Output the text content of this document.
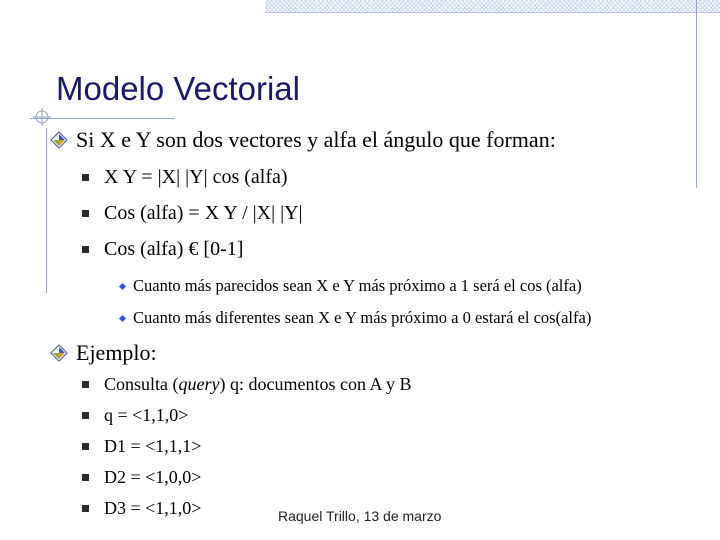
Modelo Vectorial
Si X e Y son dos vectores y alfa el ángulo que forman:
X Y = |X| |Y| cos (alfa)
Cos (alfa) = X Y / |X| |Y|
Cos (alfa) € [0-1]
Cuanto más parecidos sean X e Y más próximo a 1 será el cos (alfa)
Cuanto más diferentes sean X e Y más próximo a 0 estará el cos(alfa)
Ejemplo:
Consulta (query) q: documentos con A y B
q = <1,1,0>
D1 = <1,1,1>
D2 = <1,0,0>
D3 = <1,1,0>	Raquel Trillo, 13 de marzo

**WHAT THE TASK ASKS**
Your task is to set down the records shown above exactly, minus any pictures.

**TASK OUTPUT**
Output the text content of this document.
Modelo Vectorial
Si X e Y son dos vectores y alfa el ángulo que forman:
X Y = |X| |Y| cos (alfa)
Cos (alfa) = X Y / |X| |Y|
Cos (alfa) € [0-1]
Cuanto más parecidos sean X e Y más próximo a 1 será el cos (alfa)
Cuanto más diferentes sean X e Y más próximo a 0 estará el cos(alfa)
Ejemplo:
Consulta (query) q: documentos con A y B
q = <1,1,0>
D1 = <1,1,1>
D2 = <1,0,0>
D3 = <1,1,0>	Raquel Trillo, 13 de marzo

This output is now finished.